• [Task directions] Output every entry exactly as written, skipping any pictures.

• [Data provided]

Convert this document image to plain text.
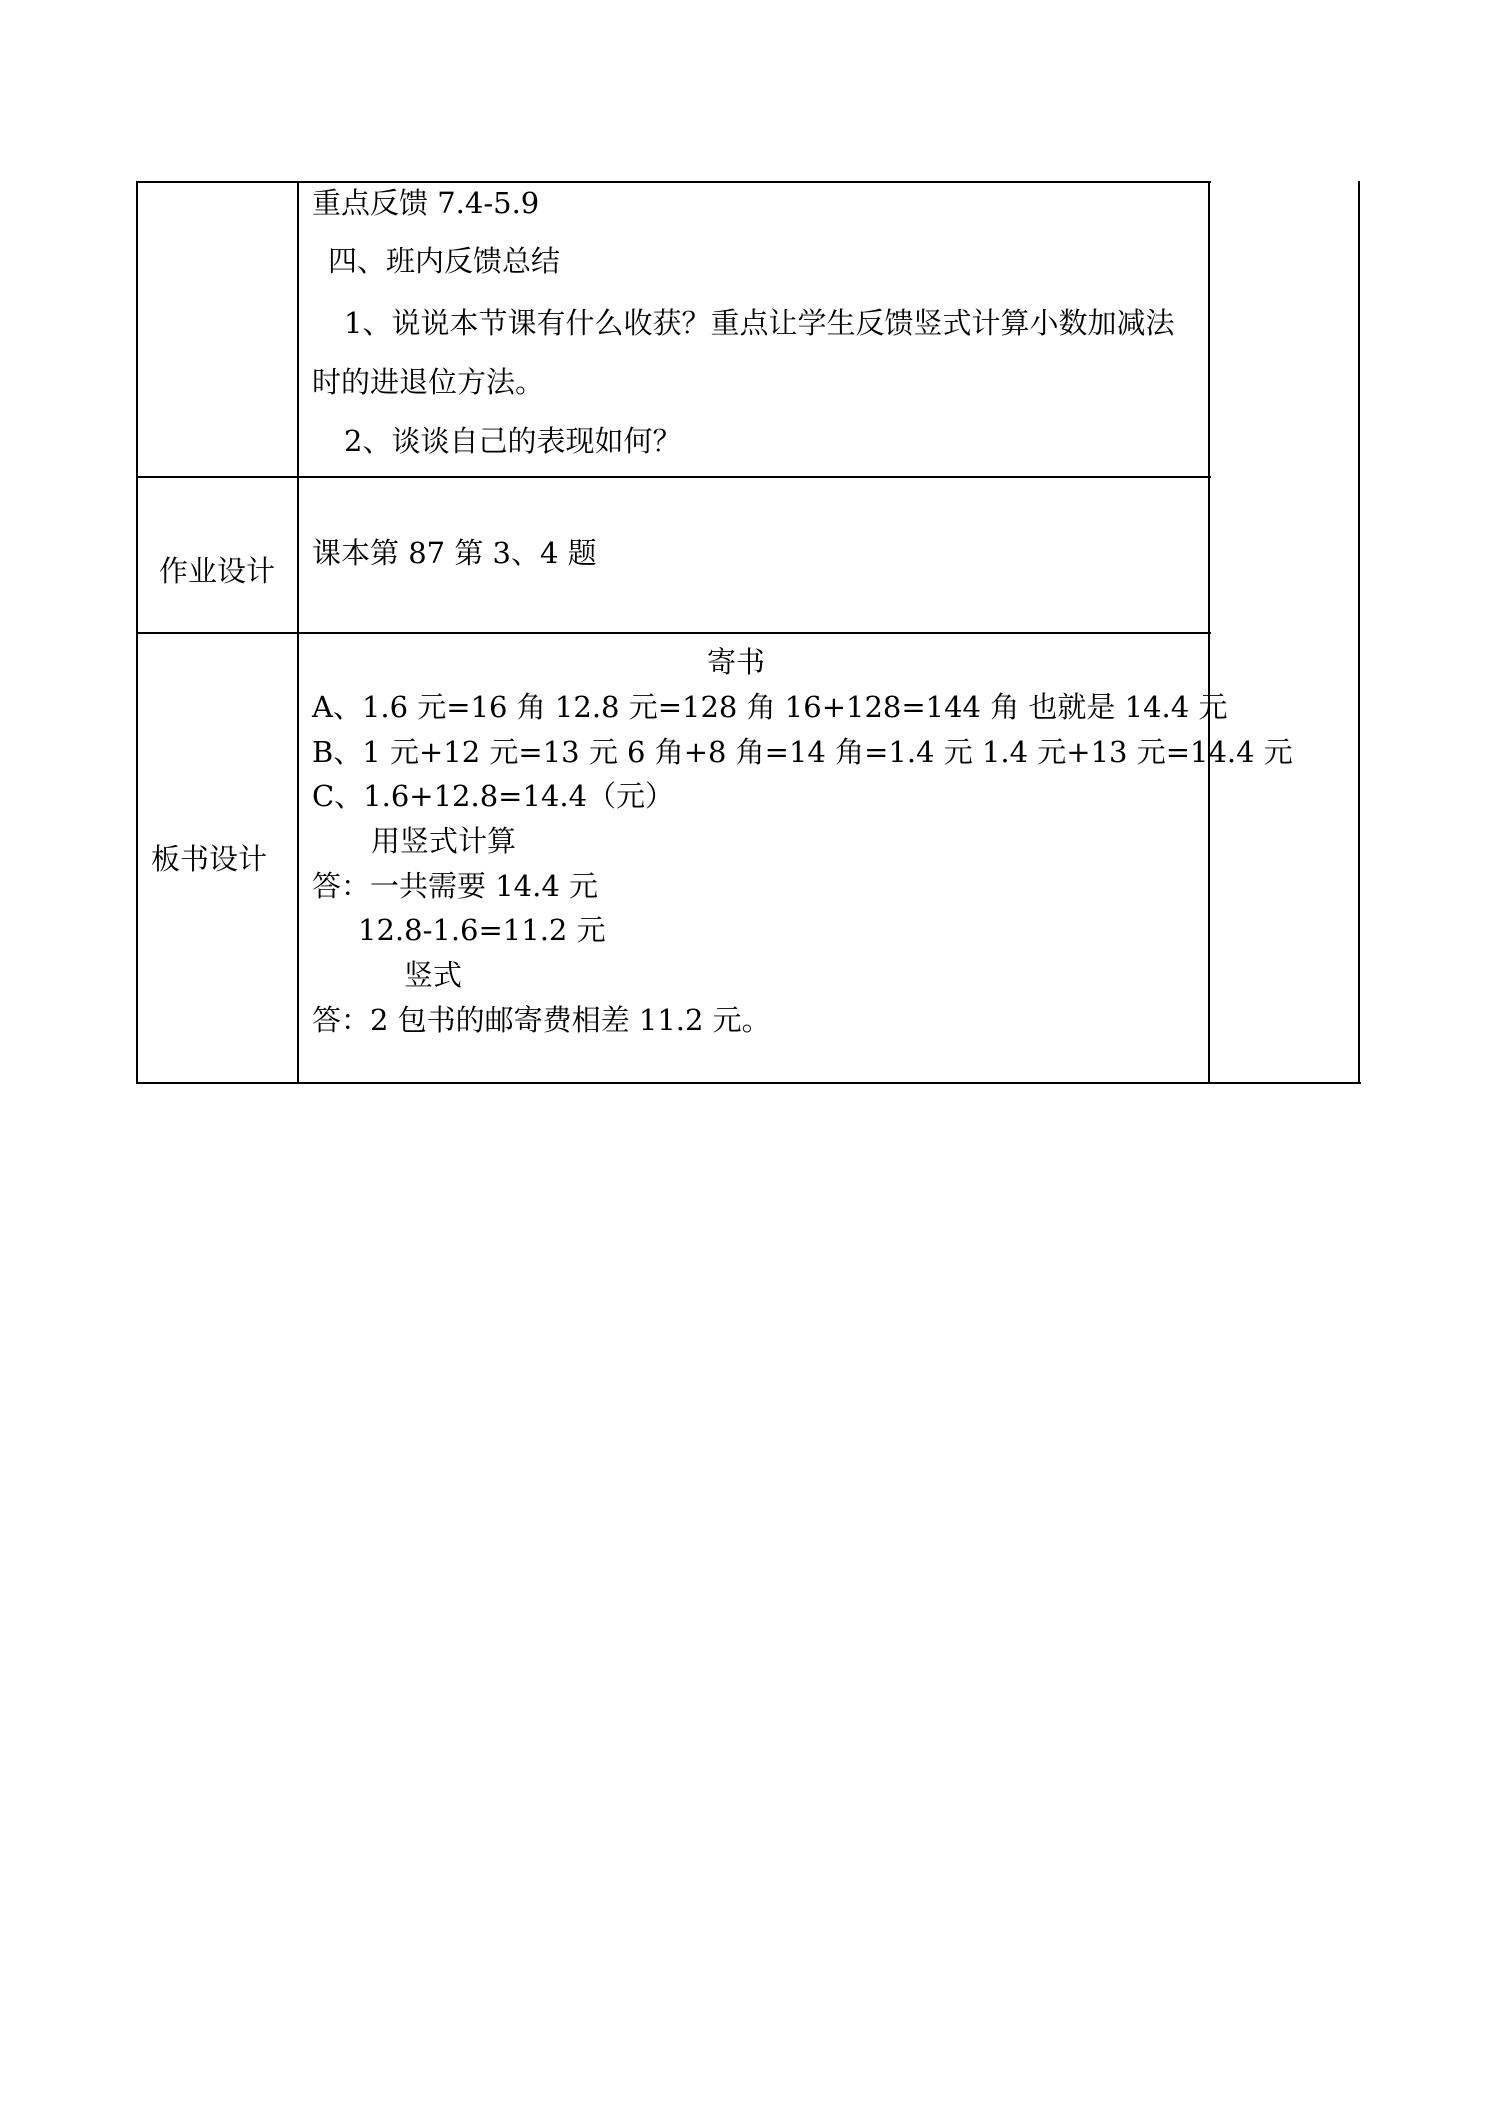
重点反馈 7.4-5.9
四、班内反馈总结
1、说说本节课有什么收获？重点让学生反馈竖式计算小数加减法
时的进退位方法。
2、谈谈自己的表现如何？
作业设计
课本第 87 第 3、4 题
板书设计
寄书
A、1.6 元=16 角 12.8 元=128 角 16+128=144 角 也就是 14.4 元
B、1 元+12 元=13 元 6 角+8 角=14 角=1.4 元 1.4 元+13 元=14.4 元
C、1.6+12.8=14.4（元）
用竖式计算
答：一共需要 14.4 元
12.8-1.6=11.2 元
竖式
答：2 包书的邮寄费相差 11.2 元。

• [Solution]
Convert this document image to plain text.
重点反馈 7.4-5.9
四、班内反馈总结
1、说说本节课有什么收获？重点让学生反馈竖式计算小数加减法
时的进退位方法。
2、谈谈自己的表现如何？
作业设计
课本第 87 第 3、4 题
板书设计
寄书
A、1.6 元=16 角 12.8 元=128 角 16+128=144 角 也就是 14.4 元
B、1 元+12 元=13 元 6 角+8 角=14 角=1.4 元 1.4 元+13 元=14.4 元
C、1.6+12.8=14.4（元）
用竖式计算
答：一共需要 14.4 元
12.8-1.6=11.2 元
竖式
答：2 包书的邮寄费相差 11.2 元。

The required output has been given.